● What you are asked to do: Make an exact copy of the lines below.

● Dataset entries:

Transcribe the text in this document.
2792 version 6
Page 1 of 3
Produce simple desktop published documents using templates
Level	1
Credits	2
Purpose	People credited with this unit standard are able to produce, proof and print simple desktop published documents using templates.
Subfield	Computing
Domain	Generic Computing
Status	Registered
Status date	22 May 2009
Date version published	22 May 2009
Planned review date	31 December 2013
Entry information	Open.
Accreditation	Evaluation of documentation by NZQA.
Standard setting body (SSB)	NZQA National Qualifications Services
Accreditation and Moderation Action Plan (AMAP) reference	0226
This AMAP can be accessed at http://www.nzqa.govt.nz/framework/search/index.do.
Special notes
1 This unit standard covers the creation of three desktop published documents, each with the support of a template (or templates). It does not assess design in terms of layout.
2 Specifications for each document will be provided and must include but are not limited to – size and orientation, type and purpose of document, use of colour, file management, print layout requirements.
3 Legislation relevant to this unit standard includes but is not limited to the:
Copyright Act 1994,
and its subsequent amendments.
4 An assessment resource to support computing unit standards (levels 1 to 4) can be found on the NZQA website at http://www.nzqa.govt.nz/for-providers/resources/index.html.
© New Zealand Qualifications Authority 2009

● Finished task:
Transcribe the text in this document.
2792 version 6
Page 1 of 3
Produce simple desktop published documents using templates
Level	1
Credits	2
Purpose	People credited with this unit standard are able to produce, proof and print simple desktop published documents using templates.
Subfield	Computing
Domain	Generic Computing
Status	Registered
Status date	22 May 2009
Date version published	22 May 2009
Planned review date	31 December 2013
Entry information	Open.
Accreditation	Evaluation of documentation by NZQA.
Standard setting body (SSB)	NZQA National Qualifications Services
Accreditation and Moderation Action Plan (AMAP) reference	0226
This AMAP can be accessed at http://www.nzqa.govt.nz/framework/search/index.do.
Special notes
1 This unit standard covers the creation of three desktop published documents, each with the support of a template (or templates). It does not assess design in terms of layout.
2 Specifications for each document will be provided and must include but are not limited to – size and orientation, type and purpose of document, use of colour, file management, print layout requirements.
3 Legislation relevant to this unit standard includes but is not limited to the:
Copyright Act 1994,
and its subsequent amendments.
4 An assessment resource to support computing unit standards (levels 1 to 4) can be found on the NZQA website at http://www.nzqa.govt.nz/for-providers/resources/index.html.
© New Zealand Qualifications Authority 2009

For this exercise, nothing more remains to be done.